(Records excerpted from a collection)
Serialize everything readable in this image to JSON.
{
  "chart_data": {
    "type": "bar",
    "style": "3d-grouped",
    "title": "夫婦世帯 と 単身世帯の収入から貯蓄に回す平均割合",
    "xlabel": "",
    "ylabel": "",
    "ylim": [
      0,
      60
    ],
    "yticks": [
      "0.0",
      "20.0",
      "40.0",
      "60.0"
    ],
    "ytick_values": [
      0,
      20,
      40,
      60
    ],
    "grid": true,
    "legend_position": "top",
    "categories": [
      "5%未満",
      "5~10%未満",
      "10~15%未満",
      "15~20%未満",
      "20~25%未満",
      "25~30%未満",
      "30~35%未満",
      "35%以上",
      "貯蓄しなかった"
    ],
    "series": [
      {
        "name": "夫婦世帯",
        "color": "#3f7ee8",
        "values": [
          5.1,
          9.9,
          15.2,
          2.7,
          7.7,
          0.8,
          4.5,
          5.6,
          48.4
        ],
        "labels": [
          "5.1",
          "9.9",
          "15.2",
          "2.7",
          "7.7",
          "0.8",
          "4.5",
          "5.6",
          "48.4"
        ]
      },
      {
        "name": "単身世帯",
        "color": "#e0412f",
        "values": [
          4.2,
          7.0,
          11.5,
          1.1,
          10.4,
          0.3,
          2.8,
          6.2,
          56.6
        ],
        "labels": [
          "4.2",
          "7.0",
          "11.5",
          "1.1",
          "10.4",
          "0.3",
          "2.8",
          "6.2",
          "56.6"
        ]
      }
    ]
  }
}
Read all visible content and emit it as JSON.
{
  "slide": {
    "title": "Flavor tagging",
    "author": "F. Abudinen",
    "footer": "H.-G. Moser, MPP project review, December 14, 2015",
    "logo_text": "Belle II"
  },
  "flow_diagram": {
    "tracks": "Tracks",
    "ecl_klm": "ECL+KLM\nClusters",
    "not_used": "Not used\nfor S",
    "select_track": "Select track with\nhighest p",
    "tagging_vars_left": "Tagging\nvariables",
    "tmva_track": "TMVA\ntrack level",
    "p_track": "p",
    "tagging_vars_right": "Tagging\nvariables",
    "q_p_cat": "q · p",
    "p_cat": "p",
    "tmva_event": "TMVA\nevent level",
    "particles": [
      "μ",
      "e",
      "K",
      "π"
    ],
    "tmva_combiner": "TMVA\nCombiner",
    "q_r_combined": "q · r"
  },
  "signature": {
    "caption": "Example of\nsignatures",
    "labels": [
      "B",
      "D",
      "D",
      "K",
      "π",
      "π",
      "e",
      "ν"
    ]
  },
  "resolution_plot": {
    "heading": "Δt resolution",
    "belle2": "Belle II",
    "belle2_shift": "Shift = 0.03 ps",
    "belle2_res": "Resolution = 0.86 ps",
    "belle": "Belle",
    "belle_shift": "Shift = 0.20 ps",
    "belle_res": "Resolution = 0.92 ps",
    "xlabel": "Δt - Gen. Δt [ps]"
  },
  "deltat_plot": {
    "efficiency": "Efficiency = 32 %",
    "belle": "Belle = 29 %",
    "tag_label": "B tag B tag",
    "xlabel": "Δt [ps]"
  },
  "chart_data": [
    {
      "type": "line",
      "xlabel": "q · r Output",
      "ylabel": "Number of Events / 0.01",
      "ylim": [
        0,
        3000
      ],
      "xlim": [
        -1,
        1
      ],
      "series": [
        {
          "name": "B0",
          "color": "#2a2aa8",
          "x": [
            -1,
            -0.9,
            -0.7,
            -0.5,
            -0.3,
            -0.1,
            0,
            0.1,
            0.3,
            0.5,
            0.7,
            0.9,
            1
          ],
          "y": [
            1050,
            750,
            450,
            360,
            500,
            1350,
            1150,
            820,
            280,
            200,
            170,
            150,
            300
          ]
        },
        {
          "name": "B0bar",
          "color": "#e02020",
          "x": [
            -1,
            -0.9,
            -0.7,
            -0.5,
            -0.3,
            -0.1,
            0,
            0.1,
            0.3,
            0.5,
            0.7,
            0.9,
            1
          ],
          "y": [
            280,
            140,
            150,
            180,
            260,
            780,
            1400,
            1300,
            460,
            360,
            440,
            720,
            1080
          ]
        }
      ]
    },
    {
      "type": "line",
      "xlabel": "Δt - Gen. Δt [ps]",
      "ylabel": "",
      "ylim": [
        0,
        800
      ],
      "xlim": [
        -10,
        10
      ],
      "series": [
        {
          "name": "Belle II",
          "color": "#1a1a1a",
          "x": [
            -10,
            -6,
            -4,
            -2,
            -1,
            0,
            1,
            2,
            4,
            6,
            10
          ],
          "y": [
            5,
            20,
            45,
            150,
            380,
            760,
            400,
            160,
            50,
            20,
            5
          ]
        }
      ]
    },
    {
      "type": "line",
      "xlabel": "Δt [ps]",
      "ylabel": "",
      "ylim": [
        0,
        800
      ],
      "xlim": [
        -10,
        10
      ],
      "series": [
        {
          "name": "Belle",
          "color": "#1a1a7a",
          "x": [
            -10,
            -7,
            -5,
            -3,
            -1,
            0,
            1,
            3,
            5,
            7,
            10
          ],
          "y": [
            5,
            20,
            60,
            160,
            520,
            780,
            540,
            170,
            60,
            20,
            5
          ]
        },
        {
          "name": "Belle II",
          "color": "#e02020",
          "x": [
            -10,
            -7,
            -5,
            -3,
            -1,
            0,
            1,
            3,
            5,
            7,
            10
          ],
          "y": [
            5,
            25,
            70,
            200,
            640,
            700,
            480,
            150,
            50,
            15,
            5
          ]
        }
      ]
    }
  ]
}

[What this task involves]
Give back all the data exactly as written.

[Solution below]
Serialize everything readable in this image to JSON.
{
  "chart_data": {
    "type": "bar",
    "style": "3d-grouped",
    "title": "夫婦世帯 と 単身世帯の収入から貯蓄に回す平均割合",
    "xlabel": "",
    "ylabel": "",
    "ylim": [
      0,
      60
    ],
    "yticks": [
      "0.0",
      "20.0",
      "40.0",
      "60.0"
    ],
    "ytick_values": [
      0,
      20,
      40,
      60
    ],
    "grid": true,
    "legend_position": "top",
    "categories": [
      "5%未満",
      "5~10%未満",
      "10~15%未満",
      "15~20%未満",
      "20~25%未満",
      "25~30%未満",
      "30~35%未満",
      "35%以上",
      "貯蓄しなかった"
    ],
    "series": [
      {
        "name": "夫婦世帯",
        "color": "#3f7ee8",
        "values": [
          5.1,
          9.9,
          15.2,
          2.7,
          7.7,
          0.8,
          4.5,
          5.6,
          48.4
        ],
        "labels": [
          "5.1",
          "9.9",
          "15.2",
          "2.7",
          "7.7",
          "0.8",
          "4.5",
          "5.6",
          "48.4"
        ]
      },
      {
        "name": "単身世帯",
        "color": "#e0412f",
        "values": [
          4.2,
          7.0,
          11.5,
          1.1,
          10.4,
          0.3,
          2.8,
          6.2,
          56.6
        ],
        "labels": [
          "4.2",
          "7.0",
          "11.5",
          "1.1",
          "10.4",
          "0.3",
          "2.8",
          "6.2",
          "56.6"
        ]
      }
    ]
  }
}
Read all visible content and emit it as JSON.
{
  "slide": {
    "title": "Flavor tagging",
    "author": "F. Abudinen",
    "footer": "H.-G. Moser, MPP project review, December 14, 2015",
    "logo_text": "Belle II"
  },
  "flow_diagram": {
    "tracks": "Tracks",
    "ecl_klm": "ECL+KLM\nClusters",
    "not_used": "Not used\nfor S",
    "select_track": "Select track with\nhighest p",
    "tagging_vars_left": "Tagging\nvariables",
    "tmva_track": "TMVA\ntrack level",
    "p_track": "p",
    "tagging_vars_right": "Tagging\nvariables",
    "q_p_cat": "q · p",
    "p_cat": "p",
    "tmva_event": "TMVA\nevent level",
    "particles": [
      "μ",
      "e",
      "K",
      "π"
    ],
    "tmva_combiner": "TMVA\nCombiner",
    "q_r_combined": "q · r"
  },
  "signature": {
    "caption": "Example of\nsignatures",
    "labels": [
      "B",
      "D",
      "D",
      "K",
      "π",
      "π",
      "e",
      "ν"
    ]
  },
  "resolution_plot": {
    "heading": "Δt resolution",
    "belle2": "Belle II",
    "belle2_shift": "Shift = 0.03 ps",
    "belle2_res": "Resolution = 0.86 ps",
    "belle": "Belle",
    "belle_shift": "Shift = 0.20 ps",
    "belle_res": "Resolution = 0.92 ps",
    "xlabel": "Δt - Gen. Δt [ps]"
  },
  "deltat_plot": {
    "efficiency": "Efficiency = 32 %",
    "belle": "Belle = 29 %",
    "tag_label": "B tag B tag",
    "xlabel": "Δt [ps]"
  },
  "chart_data": [
    {
      "type": "line",
      "xlabel": "q · r Output",
      "ylabel": "Number of Events / 0.01",
      "ylim": [
        0,
        3000
      ],
      "xlim": [
        -1,
        1
      ],
      "series": [
        {
          "name": "B0",
          "color": "#2a2aa8",
          "x": [
            -1,
            -0.9,
            -0.7,
            -0.5,
            -0.3,
            -0.1,
            0,
            0.1,
            0.3,
            0.5,
            0.7,
            0.9,
            1
          ],
          "y": [
            1050,
            750,
            450,
            360,
            500,
            1350,
            1150,
            820,
            280,
            200,
            170,
            150,
            300
          ]
        },
        {
          "name": "B0bar",
          "color": "#e02020",
          "x": [
            -1,
            -0.9,
            -0.7,
            -0.5,
            -0.3,
            -0.1,
            0,
            0.1,
            0.3,
            0.5,
            0.7,
            0.9,
            1
          ],
          "y": [
            280,
            140,
            150,
            180,
            260,
            780,
            1400,
            1300,
            460,
            360,
            440,
            720,
            1080
          ]
        }
      ]
    },
    {
      "type": "line",
      "xlabel": "Δt - Gen. Δt [ps]",
      "ylabel": "",
      "ylim": [
        0,
        800
      ],
      "xlim": [
        -10,
        10
      ],
      "series": [
        {
          "name": "Belle II",
          "color": "#1a1a1a",
          "x": [
            -10,
            -6,
            -4,
            -2,
            -1,
            0,
            1,
            2,
            4,
            6,
            10
          ],
          "y": [
            5,
            20,
            45,
            150,
            380,
            760,
            400,
            160,
            50,
            20,
            5
          ]
        }
      ]
    },
    {
      "type": "line",
      "xlabel": "Δt [ps]",
      "ylabel": "",
      "ylim": [
        0,
        800
      ],
      "xlim": [
        -10,
        10
      ],
      "series": [
        {
          "name": "Belle",
          "color": "#1a1a7a",
          "x": [
            -10,
            -7,
            -5,
            -3,
            -1,
            0,
            1,
            3,
            5,
            7,
            10
          ],
          "y": [
            5,
            20,
            60,
            160,
            520,
            780,
            540,
            170,
            60,
            20,
            5
          ]
        },
        {
          "name": "Belle II",
          "color": "#e02020",
          "x": [
            -10,
            -7,
            -5,
            -3,
            -1,
            0,
            1,
            3,
            5,
            7,
            10
          ],
          "y": [
            5,
            25,
            70,
            200,
            640,
            700,
            480,
            150,
            50,
            15,
            5
          ]
        }
      ]
    }
  ]
}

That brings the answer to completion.